**WHAT IS REQUIRED**
How many lines in the items below contain the string "name", with case counting? Reply with the number only.

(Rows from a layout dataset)
-- BEGIN --

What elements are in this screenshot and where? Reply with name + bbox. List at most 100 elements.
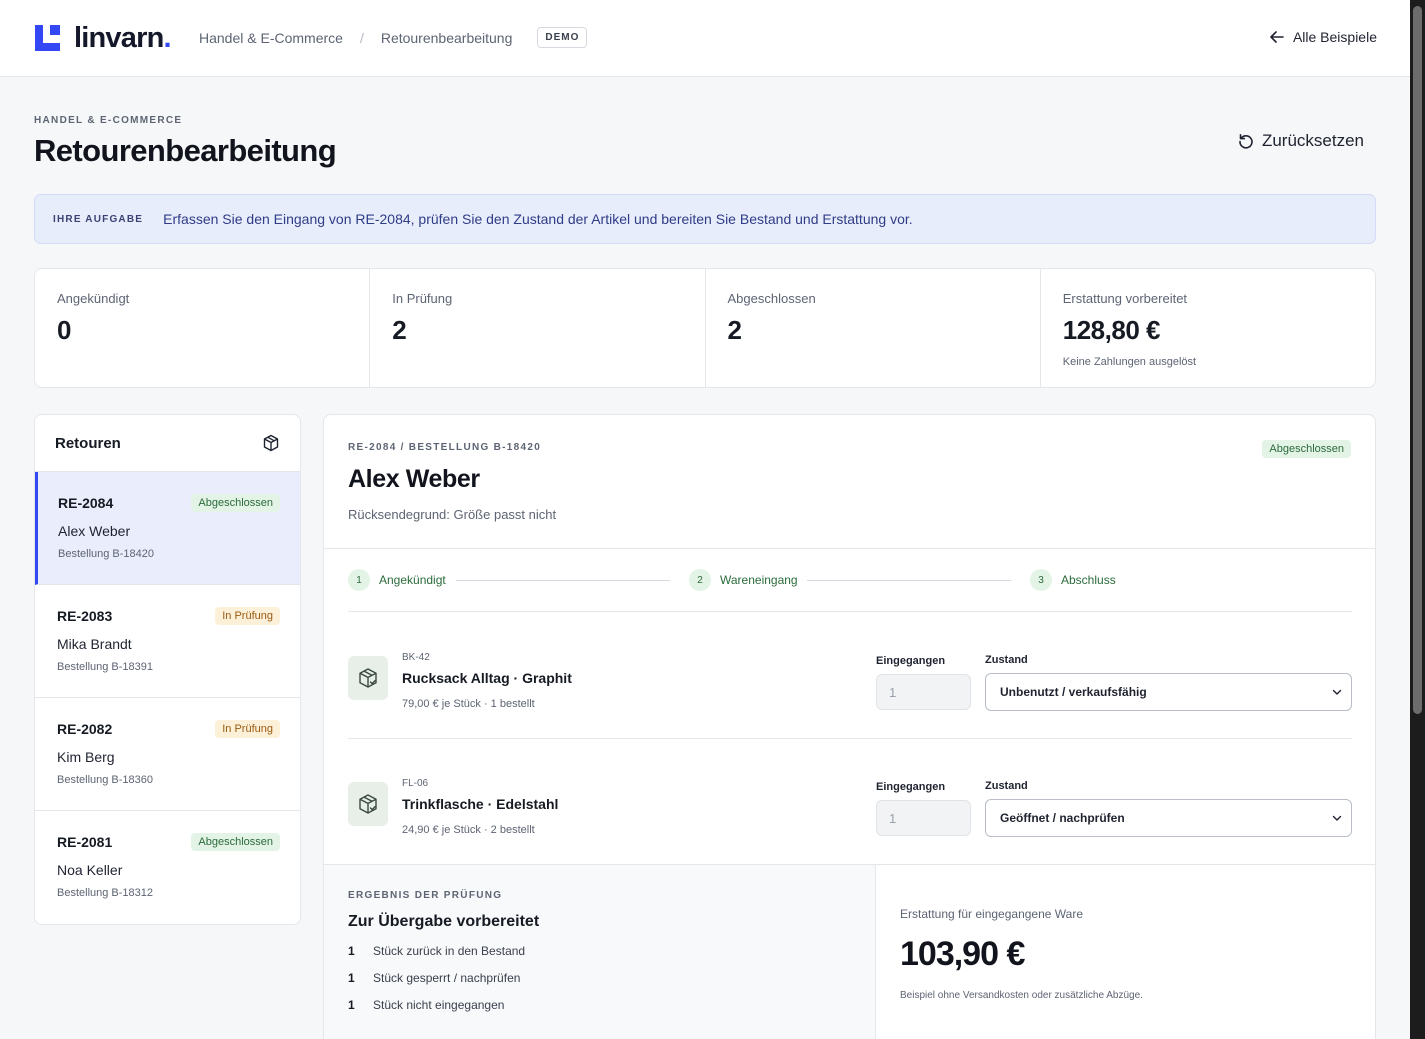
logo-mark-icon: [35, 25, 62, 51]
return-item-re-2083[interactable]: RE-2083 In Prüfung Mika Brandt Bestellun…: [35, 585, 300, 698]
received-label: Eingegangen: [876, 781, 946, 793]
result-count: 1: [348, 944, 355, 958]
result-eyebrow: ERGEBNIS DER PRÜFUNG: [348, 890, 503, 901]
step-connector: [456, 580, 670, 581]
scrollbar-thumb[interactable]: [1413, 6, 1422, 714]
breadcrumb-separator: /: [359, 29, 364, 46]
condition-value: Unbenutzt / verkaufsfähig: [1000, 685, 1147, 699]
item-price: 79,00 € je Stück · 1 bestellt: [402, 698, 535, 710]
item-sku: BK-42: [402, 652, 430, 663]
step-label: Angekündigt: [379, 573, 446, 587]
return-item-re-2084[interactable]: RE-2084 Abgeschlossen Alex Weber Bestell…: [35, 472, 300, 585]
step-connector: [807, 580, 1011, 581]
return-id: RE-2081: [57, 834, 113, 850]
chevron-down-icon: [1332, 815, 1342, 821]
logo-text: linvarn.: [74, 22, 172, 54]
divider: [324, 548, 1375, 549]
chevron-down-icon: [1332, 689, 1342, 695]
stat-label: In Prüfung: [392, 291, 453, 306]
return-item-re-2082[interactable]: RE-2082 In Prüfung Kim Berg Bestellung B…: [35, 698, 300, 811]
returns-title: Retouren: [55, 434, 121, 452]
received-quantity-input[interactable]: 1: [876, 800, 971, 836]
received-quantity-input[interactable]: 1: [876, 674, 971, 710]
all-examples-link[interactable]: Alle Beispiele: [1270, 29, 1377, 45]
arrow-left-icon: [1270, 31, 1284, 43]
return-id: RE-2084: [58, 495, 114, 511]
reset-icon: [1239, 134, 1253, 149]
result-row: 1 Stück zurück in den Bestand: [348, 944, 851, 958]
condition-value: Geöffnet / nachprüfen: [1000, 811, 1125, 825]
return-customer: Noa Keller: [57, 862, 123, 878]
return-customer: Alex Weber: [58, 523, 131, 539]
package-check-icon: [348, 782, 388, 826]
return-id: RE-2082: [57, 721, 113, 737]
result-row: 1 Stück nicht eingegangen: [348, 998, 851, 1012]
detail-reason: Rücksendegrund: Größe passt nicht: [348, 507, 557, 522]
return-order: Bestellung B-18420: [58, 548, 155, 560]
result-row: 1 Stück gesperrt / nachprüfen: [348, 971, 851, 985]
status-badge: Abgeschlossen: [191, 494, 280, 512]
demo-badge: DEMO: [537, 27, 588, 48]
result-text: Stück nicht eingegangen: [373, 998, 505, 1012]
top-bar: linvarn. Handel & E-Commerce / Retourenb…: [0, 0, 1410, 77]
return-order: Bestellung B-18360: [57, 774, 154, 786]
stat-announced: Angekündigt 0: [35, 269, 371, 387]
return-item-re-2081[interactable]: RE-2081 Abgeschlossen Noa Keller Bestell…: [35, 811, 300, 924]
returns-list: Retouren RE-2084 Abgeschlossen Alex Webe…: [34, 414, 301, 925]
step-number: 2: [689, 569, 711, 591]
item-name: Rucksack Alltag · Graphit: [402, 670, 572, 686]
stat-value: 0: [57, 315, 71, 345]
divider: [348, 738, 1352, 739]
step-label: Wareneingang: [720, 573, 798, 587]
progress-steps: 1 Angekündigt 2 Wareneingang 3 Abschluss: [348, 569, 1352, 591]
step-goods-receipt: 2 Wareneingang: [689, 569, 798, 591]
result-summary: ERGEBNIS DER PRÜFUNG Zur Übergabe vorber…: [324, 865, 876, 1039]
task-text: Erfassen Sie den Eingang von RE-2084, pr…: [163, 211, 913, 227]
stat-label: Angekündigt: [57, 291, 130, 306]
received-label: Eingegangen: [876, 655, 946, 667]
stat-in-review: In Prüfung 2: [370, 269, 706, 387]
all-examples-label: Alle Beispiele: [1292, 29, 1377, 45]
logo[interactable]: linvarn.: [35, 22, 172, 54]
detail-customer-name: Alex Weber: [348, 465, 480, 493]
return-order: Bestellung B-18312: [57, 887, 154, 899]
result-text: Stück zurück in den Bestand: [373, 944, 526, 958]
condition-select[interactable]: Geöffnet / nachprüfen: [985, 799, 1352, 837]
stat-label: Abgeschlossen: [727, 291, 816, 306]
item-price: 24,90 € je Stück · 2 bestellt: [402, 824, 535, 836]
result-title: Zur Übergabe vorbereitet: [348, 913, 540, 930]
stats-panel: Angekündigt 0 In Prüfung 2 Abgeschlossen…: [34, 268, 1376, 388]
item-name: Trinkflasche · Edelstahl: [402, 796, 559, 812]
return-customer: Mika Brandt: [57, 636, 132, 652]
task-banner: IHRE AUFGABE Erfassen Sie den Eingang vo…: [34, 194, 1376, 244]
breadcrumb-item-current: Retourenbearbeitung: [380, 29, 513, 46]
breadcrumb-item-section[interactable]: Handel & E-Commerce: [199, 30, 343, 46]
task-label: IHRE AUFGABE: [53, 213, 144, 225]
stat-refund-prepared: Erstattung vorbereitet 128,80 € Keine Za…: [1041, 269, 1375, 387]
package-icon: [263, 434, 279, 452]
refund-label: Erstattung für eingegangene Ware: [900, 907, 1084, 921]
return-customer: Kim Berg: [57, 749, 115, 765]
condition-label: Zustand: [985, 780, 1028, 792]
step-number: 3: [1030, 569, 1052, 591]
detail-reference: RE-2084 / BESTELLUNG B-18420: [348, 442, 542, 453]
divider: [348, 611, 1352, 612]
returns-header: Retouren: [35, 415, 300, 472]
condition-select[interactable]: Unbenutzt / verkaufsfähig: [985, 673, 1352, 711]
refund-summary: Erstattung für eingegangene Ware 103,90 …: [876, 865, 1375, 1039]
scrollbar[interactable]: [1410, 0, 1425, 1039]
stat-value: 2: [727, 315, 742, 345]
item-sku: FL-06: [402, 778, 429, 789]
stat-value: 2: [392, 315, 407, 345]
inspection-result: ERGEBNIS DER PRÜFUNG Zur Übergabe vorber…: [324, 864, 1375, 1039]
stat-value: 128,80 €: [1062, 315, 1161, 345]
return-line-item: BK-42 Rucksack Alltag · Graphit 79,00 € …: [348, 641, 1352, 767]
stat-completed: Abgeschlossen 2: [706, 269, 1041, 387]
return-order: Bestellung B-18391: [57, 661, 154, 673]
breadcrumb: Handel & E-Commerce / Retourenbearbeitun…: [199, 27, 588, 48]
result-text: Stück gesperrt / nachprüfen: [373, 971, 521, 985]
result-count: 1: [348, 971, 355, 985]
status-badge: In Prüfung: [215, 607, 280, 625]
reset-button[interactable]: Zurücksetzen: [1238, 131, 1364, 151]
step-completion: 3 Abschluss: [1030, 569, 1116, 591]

-- END --

**REPLY**
4